(Entries taken from a collection)

....

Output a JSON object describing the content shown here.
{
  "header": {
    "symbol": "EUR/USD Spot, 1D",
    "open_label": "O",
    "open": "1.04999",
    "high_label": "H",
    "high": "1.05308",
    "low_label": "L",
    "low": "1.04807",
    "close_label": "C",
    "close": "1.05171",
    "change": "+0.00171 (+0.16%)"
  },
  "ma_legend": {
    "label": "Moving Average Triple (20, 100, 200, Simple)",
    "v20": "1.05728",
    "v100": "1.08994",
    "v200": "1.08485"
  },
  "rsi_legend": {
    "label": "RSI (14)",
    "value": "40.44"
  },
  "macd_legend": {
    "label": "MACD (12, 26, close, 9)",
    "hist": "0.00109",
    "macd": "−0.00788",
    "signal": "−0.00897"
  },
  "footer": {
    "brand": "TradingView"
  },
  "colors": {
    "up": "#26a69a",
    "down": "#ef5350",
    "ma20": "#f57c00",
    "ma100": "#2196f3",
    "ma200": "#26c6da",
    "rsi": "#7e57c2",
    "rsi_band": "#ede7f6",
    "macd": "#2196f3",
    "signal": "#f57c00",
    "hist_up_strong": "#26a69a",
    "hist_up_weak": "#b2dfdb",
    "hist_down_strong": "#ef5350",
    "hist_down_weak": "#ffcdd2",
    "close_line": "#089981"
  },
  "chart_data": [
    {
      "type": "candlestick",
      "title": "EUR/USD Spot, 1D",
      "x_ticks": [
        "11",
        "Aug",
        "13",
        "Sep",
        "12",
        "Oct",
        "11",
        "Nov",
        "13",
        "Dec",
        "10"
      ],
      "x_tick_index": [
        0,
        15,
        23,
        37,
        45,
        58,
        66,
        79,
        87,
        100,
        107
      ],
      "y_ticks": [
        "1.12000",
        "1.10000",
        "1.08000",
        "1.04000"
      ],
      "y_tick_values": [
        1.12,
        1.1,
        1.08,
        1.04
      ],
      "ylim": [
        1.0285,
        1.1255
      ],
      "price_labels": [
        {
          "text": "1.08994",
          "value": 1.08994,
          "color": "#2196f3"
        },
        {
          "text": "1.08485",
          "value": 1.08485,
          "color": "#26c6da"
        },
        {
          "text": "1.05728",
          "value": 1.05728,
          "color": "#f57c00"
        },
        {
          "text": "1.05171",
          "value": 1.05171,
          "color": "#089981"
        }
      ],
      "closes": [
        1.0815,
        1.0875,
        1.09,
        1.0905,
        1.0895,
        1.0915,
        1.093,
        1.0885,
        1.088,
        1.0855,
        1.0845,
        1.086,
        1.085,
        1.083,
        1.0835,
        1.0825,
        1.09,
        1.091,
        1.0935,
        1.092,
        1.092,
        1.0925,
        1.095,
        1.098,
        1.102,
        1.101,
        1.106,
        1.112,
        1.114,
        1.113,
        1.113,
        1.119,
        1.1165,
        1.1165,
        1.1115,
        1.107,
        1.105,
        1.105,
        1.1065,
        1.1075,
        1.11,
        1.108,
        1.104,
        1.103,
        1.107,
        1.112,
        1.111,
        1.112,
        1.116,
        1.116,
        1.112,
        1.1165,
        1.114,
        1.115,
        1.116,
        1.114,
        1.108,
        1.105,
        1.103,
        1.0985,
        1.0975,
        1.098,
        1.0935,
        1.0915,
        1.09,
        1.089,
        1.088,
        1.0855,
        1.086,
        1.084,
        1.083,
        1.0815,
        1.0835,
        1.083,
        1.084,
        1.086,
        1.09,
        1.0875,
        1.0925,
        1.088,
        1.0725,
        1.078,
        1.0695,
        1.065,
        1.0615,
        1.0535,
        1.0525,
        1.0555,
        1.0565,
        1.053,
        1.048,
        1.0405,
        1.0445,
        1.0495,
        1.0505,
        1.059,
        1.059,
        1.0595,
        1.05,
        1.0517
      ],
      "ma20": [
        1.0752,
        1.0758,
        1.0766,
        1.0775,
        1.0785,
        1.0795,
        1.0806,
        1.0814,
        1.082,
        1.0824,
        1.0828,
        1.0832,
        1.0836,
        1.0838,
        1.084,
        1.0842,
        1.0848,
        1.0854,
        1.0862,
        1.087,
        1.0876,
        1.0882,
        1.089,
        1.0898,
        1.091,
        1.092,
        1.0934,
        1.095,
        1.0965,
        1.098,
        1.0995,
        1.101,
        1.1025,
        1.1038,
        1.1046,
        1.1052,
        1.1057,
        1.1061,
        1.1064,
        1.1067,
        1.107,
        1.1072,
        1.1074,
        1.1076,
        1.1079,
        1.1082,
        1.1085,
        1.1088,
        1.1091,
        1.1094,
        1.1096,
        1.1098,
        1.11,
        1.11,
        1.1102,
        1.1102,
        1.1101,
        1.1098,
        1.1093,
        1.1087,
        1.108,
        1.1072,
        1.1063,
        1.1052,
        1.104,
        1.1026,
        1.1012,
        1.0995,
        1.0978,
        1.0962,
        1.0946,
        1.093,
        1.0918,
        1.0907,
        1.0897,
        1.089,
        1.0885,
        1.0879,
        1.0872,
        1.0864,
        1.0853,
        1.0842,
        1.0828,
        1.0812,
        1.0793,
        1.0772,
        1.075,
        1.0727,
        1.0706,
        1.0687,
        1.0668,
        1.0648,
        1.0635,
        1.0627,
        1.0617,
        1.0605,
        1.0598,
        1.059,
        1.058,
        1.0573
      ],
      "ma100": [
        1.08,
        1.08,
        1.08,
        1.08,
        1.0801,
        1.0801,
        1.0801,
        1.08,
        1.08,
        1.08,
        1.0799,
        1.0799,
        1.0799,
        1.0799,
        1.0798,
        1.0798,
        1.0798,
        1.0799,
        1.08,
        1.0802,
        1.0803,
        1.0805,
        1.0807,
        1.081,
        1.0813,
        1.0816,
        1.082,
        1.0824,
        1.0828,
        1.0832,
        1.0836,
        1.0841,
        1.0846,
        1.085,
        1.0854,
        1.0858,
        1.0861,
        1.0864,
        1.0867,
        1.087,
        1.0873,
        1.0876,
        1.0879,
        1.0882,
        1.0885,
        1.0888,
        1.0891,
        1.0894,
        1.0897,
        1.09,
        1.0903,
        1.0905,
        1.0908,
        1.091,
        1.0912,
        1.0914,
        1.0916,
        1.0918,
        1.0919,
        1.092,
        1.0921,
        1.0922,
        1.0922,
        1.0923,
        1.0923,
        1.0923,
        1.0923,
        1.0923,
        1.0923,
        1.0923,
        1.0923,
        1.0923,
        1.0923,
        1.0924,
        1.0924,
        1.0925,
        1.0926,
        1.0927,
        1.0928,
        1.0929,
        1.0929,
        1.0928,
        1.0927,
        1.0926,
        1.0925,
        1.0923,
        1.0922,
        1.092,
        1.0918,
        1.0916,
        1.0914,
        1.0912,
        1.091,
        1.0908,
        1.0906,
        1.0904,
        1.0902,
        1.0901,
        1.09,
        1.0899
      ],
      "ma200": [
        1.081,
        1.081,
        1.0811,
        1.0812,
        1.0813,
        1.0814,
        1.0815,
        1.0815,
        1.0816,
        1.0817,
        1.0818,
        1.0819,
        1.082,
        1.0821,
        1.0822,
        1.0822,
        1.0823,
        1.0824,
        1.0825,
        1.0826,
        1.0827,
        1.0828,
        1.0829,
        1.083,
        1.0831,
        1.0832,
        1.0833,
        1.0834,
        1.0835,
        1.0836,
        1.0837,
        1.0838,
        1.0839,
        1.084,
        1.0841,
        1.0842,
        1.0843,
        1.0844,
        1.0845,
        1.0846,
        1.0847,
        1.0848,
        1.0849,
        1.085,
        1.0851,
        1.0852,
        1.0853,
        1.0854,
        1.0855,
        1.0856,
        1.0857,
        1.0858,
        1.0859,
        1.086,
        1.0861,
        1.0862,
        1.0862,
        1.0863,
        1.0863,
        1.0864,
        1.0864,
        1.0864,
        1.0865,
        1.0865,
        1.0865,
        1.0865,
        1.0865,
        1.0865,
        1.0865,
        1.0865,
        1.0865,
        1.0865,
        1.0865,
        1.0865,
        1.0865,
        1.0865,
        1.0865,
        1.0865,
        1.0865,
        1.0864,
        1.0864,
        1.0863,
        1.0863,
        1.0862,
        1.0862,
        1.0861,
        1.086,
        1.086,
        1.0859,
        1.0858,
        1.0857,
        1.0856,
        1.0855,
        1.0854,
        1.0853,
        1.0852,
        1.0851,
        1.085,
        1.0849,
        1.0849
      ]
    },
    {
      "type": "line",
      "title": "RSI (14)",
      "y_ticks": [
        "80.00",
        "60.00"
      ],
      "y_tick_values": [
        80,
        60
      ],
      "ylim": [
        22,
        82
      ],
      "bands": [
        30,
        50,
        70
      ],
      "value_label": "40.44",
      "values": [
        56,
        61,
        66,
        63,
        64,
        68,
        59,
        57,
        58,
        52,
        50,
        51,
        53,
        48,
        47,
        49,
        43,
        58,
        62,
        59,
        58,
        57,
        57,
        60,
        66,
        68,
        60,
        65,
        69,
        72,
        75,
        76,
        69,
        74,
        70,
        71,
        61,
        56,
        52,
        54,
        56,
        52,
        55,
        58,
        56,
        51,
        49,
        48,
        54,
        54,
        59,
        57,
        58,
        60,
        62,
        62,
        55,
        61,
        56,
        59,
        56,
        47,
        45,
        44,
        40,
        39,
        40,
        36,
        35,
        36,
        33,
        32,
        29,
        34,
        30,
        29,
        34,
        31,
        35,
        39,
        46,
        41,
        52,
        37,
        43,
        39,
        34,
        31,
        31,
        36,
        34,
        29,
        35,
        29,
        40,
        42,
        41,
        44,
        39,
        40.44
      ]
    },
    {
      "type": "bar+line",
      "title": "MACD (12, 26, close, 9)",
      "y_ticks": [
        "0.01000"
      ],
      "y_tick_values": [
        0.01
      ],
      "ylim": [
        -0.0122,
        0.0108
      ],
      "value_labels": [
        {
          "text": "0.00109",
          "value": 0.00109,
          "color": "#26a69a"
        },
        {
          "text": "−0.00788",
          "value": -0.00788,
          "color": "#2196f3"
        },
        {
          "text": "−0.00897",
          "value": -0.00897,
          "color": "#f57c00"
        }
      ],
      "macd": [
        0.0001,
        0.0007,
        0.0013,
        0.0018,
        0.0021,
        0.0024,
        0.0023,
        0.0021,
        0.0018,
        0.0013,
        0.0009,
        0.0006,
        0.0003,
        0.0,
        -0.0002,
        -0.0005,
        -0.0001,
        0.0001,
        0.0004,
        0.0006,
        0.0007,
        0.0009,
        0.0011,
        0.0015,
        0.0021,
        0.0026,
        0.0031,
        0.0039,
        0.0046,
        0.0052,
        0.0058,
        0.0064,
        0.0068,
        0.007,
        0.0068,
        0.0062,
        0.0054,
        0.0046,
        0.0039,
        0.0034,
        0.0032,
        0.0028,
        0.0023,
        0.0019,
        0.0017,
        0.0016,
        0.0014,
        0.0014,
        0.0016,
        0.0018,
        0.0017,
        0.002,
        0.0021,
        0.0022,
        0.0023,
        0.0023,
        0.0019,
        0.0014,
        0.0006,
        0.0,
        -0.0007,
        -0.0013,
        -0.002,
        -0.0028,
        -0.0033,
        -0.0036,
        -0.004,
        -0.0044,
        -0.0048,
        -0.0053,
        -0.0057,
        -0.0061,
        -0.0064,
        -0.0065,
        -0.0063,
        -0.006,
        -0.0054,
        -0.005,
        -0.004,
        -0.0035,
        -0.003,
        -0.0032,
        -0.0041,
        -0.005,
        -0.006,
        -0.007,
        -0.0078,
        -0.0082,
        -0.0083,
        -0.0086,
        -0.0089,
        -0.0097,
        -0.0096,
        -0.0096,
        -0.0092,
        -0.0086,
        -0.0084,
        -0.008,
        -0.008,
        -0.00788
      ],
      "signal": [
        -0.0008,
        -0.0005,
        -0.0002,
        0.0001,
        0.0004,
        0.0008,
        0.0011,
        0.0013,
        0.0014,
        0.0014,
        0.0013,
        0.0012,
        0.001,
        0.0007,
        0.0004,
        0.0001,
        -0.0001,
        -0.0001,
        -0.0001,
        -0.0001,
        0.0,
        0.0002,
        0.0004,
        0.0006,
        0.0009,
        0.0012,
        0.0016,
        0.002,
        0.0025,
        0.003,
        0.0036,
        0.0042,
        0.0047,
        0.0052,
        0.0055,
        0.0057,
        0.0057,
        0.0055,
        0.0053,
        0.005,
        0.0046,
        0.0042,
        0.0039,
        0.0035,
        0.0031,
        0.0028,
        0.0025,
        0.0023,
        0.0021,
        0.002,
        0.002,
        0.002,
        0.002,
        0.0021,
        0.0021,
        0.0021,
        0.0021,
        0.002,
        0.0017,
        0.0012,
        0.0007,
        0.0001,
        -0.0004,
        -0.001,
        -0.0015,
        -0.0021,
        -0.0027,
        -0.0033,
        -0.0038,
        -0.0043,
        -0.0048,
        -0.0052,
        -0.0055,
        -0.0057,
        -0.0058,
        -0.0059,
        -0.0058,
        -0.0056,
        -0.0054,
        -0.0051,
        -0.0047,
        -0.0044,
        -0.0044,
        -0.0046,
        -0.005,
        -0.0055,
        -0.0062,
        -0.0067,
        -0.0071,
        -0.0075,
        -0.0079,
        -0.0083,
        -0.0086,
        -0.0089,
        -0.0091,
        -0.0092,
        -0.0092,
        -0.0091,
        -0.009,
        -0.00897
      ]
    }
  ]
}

....

■ INSTRUCTIONS FOR THE TASK: Show the lines of the material that contain the word "title".

■ CORRECT RESPONSE:
      "title": "EUR/USD Spot, 1D",
      "title": "RSI (14)",
      "title": "MACD (12, 26, close, 9)",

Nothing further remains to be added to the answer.